(WHAT TO WORK ON): Return the full material exactly.

---

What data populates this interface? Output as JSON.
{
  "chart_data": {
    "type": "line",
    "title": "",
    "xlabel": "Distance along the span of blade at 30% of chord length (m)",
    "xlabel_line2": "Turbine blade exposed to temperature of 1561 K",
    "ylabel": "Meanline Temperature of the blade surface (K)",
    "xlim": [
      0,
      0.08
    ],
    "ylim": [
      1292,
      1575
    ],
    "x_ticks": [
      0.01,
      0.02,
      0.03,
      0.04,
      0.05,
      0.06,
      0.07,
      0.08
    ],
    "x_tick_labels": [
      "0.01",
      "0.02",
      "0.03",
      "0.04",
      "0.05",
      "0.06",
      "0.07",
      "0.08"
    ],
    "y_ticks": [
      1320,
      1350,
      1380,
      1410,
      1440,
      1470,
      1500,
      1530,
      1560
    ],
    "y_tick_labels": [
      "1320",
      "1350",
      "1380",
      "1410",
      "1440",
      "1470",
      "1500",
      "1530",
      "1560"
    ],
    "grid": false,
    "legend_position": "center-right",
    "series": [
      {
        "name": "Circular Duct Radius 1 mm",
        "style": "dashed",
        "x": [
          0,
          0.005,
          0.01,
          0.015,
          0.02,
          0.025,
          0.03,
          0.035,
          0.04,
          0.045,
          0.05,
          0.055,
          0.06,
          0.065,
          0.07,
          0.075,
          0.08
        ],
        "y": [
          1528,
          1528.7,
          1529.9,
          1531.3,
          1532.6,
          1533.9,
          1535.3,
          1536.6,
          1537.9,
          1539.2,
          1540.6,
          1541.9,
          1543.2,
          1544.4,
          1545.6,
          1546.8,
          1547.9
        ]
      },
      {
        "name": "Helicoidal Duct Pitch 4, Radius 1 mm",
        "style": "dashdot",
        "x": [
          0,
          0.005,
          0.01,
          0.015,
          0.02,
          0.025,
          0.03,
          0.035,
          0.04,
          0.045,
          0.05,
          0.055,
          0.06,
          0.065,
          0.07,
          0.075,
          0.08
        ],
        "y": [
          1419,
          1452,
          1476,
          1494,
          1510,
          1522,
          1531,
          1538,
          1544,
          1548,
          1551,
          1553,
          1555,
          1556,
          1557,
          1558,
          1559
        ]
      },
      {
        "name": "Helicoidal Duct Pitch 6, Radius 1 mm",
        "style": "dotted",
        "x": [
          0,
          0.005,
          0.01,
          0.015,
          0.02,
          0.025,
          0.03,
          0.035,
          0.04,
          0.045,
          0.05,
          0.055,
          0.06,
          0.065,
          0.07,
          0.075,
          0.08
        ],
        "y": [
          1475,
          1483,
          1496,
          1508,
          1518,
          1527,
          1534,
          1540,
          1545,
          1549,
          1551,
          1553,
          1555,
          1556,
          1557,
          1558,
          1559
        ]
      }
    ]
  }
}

---

(RESPONSE BELOW):
What data populates this interface? Output as JSON.
{
  "chart_data": {
    "type": "line",
    "title": "",
    "xlabel": "Distance along the span of blade at 30% of chord length (m)",
    "xlabel_line2": "Turbine blade exposed to temperature of 1561 K",
    "ylabel": "Meanline Temperature of the blade surface (K)",
    "xlim": [
      0,
      0.08
    ],
    "ylim": [
      1292,
      1575
    ],
    "x_ticks": [
      0.01,
      0.02,
      0.03,
      0.04,
      0.05,
      0.06,
      0.07,
      0.08
    ],
    "x_tick_labels": [
      "0.01",
      "0.02",
      "0.03",
      "0.04",
      "0.05",
      "0.06",
      "0.07",
      "0.08"
    ],
    "y_ticks": [
      1320,
      1350,
      1380,
      1410,
      1440,
      1470,
      1500,
      1530,
      1560
    ],
    "y_tick_labels": [
      "1320",
      "1350",
      "1380",
      "1410",
      "1440",
      "1470",
      "1500",
      "1530",
      "1560"
    ],
    "grid": false,
    "legend_position": "center-right",
    "series": [
      {
        "name": "Circular Duct Radius 1 mm",
        "style": "dashed",
        "x": [
          0,
          0.005,
          0.01,
          0.015,
          0.02,
          0.025,
          0.03,
          0.035,
          0.04,
          0.045,
          0.05,
          0.055,
          0.06,
          0.065,
          0.07,
          0.075,
          0.08
        ],
        "y": [
          1528,
          1528.7,
          1529.9,
          1531.3,
          1532.6,
          1533.9,
          1535.3,
          1536.6,
          1537.9,
          1539.2,
          1540.6,
          1541.9,
          1543.2,
          1544.4,
          1545.6,
          1546.8,
          1547.9
        ]
      },
      {
        "name": "Helicoidal Duct Pitch 4, Radius 1 mm",
        "style": "dashdot",
        "x": [
          0,
          0.005,
          0.01,
          0.015,
          0.02,
          0.025,
          0.03,
          0.035,
          0.04,
          0.045,
          0.05,
          0.055,
          0.06,
          0.065,
          0.07,
          0.075,
          0.08
        ],
        "y": [
          1419,
          1452,
          1476,
          1494,
          1510,
          1522,
          1531,
          1538,
          1544,
          1548,
          1551,
          1553,
          1555,
          1556,
          1557,
          1558,
          1559
        ]
      },
      {
        "name": "Helicoidal Duct Pitch 6, Radius 1 mm",
        "style": "dotted",
        "x": [
          0,
          0.005,
          0.01,
          0.015,
          0.02,
          0.025,
          0.03,
          0.035,
          0.04,
          0.045,
          0.05,
          0.055,
          0.06,
          0.065,
          0.07,
          0.075,
          0.08
        ],
        "y": [
          1475,
          1483,
          1496,
          1508,
          1518,
          1527,
          1534,
          1540,
          1545,
          1549,
          1551,
          1553,
          1555,
          1556,
          1557,
          1558,
          1559
        ]
      }
    ]
  }
}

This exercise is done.